(Dataset items)
^^^^^^^^

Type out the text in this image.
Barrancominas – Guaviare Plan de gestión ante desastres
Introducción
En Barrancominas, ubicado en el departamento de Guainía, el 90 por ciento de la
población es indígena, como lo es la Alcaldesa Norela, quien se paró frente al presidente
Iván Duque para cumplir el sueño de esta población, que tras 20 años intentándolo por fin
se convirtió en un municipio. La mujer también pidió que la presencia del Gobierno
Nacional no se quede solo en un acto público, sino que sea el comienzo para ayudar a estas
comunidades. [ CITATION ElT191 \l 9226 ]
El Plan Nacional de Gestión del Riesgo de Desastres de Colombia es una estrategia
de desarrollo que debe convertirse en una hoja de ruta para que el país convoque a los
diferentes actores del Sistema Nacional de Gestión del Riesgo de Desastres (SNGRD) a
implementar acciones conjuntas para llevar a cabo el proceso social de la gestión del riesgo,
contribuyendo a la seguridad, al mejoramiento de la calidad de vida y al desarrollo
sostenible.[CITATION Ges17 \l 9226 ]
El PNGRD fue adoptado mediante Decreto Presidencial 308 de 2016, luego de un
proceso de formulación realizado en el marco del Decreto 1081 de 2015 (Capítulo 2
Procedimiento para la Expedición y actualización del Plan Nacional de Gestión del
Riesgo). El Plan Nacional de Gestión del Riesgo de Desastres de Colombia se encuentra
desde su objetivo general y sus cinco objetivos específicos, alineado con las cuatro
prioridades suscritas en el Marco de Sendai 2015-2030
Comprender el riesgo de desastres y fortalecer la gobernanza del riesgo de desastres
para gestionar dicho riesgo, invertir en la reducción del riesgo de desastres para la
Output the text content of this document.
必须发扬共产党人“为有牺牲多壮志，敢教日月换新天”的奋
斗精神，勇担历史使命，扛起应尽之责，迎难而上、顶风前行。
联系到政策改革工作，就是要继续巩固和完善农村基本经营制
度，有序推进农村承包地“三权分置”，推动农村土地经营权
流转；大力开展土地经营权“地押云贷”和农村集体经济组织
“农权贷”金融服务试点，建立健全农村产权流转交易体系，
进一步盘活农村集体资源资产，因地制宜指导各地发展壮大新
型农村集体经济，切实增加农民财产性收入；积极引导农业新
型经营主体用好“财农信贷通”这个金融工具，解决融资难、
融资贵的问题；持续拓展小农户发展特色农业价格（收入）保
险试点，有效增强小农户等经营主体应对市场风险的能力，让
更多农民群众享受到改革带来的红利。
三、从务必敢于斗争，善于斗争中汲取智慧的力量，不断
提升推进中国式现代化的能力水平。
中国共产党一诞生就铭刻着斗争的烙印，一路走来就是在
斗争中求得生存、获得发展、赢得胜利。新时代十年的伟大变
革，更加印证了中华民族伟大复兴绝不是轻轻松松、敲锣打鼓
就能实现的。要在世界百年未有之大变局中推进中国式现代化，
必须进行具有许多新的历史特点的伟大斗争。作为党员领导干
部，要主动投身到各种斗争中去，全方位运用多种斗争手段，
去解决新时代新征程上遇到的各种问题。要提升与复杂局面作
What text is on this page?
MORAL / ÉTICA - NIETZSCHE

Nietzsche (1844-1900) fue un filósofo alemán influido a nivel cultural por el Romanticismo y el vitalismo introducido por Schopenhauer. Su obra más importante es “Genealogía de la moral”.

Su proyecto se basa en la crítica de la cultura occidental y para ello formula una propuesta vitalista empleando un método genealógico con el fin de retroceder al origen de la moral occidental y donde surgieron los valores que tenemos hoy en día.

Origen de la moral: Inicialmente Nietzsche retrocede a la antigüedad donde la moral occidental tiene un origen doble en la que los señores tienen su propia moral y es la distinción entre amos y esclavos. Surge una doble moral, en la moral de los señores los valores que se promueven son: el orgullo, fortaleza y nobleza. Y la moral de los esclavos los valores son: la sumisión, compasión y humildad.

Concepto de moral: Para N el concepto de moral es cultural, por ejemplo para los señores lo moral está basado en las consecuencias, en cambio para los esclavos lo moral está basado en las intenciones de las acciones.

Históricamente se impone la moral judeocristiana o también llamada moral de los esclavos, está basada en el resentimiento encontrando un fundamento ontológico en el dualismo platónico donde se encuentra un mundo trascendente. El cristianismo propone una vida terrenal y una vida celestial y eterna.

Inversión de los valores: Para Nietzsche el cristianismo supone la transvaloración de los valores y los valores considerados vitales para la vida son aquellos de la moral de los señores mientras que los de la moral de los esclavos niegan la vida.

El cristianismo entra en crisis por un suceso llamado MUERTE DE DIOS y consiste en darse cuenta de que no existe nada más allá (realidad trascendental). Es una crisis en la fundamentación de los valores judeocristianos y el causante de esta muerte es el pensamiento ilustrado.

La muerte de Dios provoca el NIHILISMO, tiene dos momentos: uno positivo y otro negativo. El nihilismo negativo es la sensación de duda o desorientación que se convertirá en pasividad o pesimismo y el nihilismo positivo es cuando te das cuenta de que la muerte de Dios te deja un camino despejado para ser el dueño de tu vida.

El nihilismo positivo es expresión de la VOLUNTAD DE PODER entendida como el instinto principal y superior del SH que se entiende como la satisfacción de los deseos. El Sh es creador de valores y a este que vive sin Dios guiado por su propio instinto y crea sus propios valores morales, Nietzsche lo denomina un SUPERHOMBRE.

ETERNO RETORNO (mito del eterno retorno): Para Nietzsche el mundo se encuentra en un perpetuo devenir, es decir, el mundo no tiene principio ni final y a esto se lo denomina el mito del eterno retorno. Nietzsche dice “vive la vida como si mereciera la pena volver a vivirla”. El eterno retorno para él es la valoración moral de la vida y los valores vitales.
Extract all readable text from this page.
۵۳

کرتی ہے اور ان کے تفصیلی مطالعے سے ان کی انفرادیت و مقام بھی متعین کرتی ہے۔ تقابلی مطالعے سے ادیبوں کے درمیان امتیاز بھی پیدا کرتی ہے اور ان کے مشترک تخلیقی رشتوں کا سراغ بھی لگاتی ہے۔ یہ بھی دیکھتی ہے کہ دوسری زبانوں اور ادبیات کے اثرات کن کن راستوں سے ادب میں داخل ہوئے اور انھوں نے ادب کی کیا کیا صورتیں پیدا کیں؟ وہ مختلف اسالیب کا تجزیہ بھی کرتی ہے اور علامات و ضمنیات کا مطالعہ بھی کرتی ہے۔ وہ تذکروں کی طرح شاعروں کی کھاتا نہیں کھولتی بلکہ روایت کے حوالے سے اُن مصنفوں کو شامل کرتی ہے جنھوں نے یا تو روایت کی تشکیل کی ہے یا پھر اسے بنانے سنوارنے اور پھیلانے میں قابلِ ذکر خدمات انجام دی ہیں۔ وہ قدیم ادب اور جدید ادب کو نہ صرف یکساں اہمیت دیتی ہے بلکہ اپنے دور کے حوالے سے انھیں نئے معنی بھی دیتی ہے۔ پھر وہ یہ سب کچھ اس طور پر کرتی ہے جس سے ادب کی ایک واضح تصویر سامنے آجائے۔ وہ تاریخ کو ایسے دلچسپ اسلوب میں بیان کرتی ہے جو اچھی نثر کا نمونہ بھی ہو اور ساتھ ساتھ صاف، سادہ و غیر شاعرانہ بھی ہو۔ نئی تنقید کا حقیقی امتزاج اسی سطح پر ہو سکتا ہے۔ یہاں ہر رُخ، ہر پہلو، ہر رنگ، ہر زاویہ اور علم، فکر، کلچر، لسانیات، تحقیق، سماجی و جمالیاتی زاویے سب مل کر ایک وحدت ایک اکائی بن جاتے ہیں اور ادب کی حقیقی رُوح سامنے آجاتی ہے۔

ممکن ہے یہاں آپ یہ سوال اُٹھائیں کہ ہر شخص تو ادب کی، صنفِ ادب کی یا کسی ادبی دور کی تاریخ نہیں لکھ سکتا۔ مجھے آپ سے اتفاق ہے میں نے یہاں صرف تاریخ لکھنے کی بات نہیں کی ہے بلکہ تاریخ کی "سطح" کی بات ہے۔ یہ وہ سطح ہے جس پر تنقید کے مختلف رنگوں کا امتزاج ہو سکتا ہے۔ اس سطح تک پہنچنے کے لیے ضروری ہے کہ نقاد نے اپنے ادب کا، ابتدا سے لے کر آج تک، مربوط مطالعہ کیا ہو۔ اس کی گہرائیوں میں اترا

^^^^^^^^

#### Aim
Each line in the listing above that contains "page" should be copied.

#### Task output
What text is on this page?
Extract all readable text from this page.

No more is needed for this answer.